### Rows
□ □ □ □ □ □ □
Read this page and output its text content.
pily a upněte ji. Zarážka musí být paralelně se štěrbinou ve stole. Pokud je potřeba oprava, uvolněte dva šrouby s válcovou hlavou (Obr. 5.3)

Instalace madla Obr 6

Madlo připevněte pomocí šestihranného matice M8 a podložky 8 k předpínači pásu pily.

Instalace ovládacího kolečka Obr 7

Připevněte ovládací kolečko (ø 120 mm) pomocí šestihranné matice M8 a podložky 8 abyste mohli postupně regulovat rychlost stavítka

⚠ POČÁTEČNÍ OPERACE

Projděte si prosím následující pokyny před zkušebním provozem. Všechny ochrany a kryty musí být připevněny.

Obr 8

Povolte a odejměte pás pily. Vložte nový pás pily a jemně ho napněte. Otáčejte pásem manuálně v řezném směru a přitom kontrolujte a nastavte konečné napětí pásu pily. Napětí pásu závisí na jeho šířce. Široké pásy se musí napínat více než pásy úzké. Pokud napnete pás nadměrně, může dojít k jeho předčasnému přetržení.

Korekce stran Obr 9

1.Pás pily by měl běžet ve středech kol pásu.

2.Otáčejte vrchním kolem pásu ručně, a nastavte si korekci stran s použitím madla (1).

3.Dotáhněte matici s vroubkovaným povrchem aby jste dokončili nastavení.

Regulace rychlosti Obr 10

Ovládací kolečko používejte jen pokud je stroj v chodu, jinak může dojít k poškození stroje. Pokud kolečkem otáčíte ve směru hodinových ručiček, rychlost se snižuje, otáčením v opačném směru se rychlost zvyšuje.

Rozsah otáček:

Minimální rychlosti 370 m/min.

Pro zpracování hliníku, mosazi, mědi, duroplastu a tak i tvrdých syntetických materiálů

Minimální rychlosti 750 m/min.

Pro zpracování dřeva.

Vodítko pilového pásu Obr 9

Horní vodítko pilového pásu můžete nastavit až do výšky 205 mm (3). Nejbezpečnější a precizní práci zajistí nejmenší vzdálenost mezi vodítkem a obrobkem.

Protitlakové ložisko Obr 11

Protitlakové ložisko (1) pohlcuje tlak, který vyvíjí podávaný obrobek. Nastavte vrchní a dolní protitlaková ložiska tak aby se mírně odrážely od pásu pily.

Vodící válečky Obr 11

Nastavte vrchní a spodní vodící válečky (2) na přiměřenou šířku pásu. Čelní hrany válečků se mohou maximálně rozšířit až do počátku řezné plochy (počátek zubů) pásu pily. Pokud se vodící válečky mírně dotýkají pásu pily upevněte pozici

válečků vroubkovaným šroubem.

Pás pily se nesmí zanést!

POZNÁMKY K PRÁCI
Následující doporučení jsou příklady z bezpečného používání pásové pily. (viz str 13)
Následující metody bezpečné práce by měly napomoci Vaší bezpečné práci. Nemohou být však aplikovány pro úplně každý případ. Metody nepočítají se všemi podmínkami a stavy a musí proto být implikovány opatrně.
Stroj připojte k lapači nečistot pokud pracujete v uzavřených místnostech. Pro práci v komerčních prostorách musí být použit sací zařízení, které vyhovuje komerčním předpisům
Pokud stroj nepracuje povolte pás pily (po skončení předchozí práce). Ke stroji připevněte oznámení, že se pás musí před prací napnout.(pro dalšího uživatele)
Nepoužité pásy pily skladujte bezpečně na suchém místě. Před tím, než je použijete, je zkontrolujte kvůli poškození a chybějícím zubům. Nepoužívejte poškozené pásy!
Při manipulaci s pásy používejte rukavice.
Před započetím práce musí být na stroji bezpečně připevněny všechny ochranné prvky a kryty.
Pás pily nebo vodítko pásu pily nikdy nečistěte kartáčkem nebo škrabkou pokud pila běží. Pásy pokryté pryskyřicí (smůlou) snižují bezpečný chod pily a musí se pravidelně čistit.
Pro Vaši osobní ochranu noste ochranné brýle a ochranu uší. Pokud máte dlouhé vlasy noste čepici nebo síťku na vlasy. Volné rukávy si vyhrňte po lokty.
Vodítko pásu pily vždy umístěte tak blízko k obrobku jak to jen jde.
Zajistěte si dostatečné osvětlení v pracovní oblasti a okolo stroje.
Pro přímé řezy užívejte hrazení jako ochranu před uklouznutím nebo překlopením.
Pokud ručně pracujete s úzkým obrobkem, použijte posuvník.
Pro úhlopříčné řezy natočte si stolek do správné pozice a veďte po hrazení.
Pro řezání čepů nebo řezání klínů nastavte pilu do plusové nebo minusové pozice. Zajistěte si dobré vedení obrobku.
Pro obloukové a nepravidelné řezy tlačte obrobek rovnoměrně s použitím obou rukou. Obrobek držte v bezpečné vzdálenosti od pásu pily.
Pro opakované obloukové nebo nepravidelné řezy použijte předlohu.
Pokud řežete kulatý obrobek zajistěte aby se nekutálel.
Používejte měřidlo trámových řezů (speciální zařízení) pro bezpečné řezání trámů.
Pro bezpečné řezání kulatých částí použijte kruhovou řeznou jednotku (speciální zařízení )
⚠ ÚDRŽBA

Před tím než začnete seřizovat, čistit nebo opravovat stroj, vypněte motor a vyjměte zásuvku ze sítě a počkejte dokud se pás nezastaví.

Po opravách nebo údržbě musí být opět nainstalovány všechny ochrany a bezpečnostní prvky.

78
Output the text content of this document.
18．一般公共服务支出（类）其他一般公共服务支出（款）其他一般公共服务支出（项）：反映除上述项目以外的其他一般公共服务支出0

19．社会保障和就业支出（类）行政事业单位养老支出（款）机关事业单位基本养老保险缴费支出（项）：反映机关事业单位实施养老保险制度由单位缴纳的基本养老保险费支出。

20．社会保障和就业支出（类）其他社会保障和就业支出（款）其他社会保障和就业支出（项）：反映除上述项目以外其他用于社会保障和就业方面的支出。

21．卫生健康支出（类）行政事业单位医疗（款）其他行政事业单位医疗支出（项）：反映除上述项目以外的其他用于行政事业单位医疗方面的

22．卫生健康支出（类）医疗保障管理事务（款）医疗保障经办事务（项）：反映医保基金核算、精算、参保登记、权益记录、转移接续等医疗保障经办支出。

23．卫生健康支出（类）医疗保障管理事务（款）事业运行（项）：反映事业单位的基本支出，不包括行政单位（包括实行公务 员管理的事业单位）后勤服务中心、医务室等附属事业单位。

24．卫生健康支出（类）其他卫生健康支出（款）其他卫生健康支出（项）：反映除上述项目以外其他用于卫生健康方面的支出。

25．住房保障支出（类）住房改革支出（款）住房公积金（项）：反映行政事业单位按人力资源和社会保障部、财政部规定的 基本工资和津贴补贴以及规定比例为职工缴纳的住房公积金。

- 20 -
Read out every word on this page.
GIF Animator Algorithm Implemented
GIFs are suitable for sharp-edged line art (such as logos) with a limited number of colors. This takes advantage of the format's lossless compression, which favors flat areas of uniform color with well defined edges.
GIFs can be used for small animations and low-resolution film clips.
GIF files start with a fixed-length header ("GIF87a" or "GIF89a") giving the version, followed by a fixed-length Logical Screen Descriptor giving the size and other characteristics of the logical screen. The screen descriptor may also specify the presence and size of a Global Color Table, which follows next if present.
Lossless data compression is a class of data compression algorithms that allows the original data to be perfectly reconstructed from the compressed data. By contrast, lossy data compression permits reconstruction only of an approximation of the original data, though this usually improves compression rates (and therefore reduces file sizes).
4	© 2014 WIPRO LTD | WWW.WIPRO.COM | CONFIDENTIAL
□ □ □ □ □ □ □
### The problem
Copy out every line from the records that has the word "kolečko".

### Response to the task
Připevněte ovládací kolečko (ø 120 mm) pomocí šestihranné matice M8 a podložky 8 abyste mohli postupně regulovat rychlost stavítka
Ovládací kolečko používejte jen pokud je stroj v chodu, jinak může dojít k poškození stroje. Pokud kolečkem otáčíte ve směru hodinových ručiček, rychlost se snižuje, otáčením v opačném směru se rychlost zvyšuje.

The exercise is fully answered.